● **GIVEN EXERCISE**: Search the material and gather each line with "clearly" in it.

● **DATA LINES**:
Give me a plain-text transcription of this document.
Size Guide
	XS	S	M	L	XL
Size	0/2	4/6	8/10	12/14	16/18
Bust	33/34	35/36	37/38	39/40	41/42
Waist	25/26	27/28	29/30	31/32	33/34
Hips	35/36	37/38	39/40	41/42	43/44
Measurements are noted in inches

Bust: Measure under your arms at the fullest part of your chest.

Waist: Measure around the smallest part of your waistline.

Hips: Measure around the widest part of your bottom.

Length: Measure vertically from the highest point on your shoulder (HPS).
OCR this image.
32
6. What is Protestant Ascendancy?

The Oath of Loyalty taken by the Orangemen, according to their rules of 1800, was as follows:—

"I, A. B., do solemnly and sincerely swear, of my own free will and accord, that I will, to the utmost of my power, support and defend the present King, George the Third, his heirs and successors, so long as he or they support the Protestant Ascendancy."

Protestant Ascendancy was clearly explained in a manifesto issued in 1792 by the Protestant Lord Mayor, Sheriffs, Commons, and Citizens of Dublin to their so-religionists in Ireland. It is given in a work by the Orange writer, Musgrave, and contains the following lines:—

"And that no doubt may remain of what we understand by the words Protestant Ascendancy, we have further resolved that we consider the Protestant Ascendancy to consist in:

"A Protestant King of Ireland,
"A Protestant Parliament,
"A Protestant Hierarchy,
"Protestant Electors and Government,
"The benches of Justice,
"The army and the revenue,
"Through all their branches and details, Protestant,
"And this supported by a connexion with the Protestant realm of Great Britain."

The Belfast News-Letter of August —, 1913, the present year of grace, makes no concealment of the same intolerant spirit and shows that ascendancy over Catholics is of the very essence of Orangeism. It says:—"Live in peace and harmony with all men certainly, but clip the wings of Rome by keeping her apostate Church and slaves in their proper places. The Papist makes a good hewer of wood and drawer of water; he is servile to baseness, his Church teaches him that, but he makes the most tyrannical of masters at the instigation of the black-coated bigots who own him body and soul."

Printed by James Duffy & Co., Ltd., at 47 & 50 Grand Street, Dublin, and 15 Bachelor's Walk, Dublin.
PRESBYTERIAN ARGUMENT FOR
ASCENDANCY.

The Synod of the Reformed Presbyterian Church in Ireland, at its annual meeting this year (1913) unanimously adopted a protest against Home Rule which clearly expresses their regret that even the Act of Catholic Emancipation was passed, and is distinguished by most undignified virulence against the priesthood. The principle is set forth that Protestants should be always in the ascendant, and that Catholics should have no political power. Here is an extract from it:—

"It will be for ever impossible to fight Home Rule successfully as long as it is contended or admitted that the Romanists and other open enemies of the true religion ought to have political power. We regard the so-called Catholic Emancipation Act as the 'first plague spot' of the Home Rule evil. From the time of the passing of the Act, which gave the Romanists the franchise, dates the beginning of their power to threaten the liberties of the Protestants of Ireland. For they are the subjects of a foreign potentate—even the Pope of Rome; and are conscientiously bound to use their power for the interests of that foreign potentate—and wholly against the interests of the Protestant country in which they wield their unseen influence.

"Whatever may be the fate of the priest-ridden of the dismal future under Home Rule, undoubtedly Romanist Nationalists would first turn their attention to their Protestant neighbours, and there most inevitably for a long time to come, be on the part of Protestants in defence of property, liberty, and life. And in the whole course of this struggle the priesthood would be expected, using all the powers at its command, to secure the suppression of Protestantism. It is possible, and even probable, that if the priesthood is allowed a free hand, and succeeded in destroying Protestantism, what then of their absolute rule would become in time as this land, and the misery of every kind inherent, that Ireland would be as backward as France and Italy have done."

● **ANSWER TO THIS PROBLEM**:
Protestant Ascendancy was clearly explained in a manifesto issued in 1792 by the Protestant Lord Mayor, Sheriffs, Commons, and Citizens of Dublin to their so-religionists in Ireland. It is given in a work by the Orange writer, Musgrave, and contains the following lines:—
The Synod of the Reformed Presbyterian Church in Ireland, at its annual meeting this year (1913) unanimously adopted a protest against Home Rule which clearly expresses their regret that even the Act of Catholic Emancipation was passed, and is distinguished by most undignified virulence against the priesthood. The principle is set forth that Protestants should be always in the ascendant, and that Catholics should have no political power. Here is an extract from it:—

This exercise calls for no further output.